[[ PASSAGE open ]]
The FK506-binding protein FKBP52 in vitro induces aggregation of truncated Tau forms with prion-like behavior

摘要

Tauopathies, including Alzheimer's disease (AD), are neurodegenerative diseases associated with the pathologic aggregation of human brain Tau protein. Neuronal Tau is involved in microtubule (MT) formation and stabilization. We showed previously that the immunophilin FK506-binding protein of MW similar to 52 kDa (FKBP52) interferes with this function of full-length Tau and provokes aggregation of a disease-related mutant of Tau. To dissect the molecular interaction between recombinant human FKBP52 and Tau, here, we study the effect of FKBP52 on a functional Tau fragment (Tau-F4, Ser(208)-Ser(324)) containing part of the proline-rich region and MT-binding repeats. Therefore, we perform MT assembly and light-scattering assays, blue native PAGE analysis, electron microscopy, and Tau seeding experiments in SH-SY5Y human neuroblastoma cells. We show that FKBP52 (6 mu M) prevents MT formation generated by Tau-F4 (5 mu M) and induces Tau-F4 oligomerization and aggregation. Electron microscopy analyses show granular oligomers and filaments of Tau-F4 after short-time FKBP52 incubation. We demonstrate that the terminal parts of Tau interfere with the effects of FKBP52. Finally, we find that FKBP52-induced Tau-F4 oligomers cannot only generate in vitro, direct conformational changes in full-length Tau and that their uptake into neuronal cells can equally lead to aggregation of wild-type endogenous Tau. This suggests a potential prion-like property of these particular Tau-F4 aggregates. Collectively, our results strengthen the hypothesis of FKBP52 involvement in the Tau pathogenicity process.
[[ PASSAGE closed ]]
[EXERCISE REQUIREMENTS]
Answer each question from the abstract on FKBP52 and Tau.
(a) Which two residues mark the start and end of the Tau-F4 fragment?
(b) In which cells were the Tau seeding experiments carried out?
(c) What did electron microscopy show after short-time FKBP52 incubation?
The rows that come after this abstract are separate material.
[[ DATA open ]]
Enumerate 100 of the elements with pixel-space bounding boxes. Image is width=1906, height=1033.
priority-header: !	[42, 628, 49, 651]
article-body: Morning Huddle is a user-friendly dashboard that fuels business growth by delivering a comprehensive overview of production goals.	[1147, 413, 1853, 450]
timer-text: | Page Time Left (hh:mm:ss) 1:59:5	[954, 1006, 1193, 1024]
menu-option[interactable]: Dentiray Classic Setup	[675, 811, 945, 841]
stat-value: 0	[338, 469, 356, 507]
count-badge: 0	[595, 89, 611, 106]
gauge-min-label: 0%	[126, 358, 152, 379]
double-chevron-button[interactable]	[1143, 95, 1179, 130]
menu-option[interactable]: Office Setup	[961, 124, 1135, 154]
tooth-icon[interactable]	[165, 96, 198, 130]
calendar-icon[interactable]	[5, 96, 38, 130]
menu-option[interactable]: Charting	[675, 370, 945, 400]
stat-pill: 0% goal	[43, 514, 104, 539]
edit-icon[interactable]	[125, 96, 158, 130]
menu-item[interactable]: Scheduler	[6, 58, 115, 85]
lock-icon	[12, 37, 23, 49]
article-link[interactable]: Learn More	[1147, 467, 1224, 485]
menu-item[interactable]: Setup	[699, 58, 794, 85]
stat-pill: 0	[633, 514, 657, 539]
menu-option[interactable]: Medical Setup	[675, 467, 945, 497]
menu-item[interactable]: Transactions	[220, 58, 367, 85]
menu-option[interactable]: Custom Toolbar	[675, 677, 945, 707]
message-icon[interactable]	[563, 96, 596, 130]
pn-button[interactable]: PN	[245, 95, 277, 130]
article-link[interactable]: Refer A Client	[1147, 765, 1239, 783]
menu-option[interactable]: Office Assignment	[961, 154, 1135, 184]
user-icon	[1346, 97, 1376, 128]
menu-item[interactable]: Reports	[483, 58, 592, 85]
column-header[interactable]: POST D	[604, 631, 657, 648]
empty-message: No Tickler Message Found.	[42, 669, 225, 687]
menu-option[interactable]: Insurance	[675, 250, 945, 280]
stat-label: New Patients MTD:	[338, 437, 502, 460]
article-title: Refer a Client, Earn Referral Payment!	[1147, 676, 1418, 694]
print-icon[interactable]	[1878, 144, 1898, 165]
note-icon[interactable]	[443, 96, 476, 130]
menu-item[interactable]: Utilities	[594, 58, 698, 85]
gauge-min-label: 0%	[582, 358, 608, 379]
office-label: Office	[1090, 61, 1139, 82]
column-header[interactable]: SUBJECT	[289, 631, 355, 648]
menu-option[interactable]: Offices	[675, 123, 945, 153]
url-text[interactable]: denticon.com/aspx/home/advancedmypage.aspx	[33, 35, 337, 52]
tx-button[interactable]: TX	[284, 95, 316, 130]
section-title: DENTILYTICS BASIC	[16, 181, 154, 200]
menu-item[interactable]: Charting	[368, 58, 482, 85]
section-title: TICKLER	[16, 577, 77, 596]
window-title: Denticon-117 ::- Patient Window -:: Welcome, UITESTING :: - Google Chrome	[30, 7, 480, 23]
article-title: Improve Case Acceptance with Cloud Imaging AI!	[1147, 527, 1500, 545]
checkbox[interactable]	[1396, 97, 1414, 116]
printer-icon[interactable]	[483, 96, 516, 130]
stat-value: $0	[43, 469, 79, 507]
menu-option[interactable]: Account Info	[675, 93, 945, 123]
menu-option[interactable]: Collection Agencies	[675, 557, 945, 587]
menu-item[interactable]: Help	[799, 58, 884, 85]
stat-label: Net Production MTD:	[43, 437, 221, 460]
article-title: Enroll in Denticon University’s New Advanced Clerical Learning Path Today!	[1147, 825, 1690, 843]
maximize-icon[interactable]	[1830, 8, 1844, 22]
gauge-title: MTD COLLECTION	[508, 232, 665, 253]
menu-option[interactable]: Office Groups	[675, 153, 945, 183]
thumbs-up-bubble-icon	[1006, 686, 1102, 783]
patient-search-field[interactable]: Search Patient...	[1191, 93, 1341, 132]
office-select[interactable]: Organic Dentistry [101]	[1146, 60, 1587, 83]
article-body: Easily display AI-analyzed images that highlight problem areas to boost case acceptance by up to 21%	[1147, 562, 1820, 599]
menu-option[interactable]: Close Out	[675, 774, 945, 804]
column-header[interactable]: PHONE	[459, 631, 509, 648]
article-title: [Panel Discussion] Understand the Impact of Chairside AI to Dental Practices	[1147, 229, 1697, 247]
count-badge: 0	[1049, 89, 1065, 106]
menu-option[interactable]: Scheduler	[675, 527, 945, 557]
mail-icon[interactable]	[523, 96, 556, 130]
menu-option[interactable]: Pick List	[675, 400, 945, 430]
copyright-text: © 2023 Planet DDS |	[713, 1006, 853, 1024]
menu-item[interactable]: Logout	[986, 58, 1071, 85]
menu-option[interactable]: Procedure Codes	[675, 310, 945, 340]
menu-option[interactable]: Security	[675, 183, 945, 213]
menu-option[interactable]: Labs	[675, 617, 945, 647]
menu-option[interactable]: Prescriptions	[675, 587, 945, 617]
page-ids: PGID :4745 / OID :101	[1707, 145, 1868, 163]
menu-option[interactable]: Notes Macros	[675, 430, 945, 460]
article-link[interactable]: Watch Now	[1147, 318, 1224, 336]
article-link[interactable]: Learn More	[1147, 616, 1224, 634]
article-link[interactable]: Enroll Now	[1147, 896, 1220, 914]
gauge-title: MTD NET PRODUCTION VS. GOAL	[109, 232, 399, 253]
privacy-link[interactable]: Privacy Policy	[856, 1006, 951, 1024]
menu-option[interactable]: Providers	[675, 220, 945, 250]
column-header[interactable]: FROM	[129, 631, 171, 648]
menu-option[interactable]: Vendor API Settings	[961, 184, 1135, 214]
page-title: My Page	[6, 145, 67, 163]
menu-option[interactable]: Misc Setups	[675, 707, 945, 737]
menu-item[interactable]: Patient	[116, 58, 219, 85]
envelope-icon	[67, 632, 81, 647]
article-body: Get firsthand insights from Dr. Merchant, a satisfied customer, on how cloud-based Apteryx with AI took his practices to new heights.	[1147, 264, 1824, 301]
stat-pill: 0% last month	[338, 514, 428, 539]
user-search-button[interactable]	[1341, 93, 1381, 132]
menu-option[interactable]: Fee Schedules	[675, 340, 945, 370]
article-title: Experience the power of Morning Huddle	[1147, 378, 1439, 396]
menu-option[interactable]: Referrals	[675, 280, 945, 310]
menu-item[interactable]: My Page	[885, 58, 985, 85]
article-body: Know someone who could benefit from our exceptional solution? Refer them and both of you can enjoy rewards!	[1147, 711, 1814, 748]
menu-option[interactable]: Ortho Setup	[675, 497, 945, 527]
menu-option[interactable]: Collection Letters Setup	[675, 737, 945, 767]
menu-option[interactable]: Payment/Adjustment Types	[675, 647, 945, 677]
[[ DATA closed ]]
[EXERCISE SOLUTION]
(a) Ser208 and Ser324.
(b) SH-SY5Y human neuroblastoma cells.
(c) Granular oligomers and filaments of Tau-F4.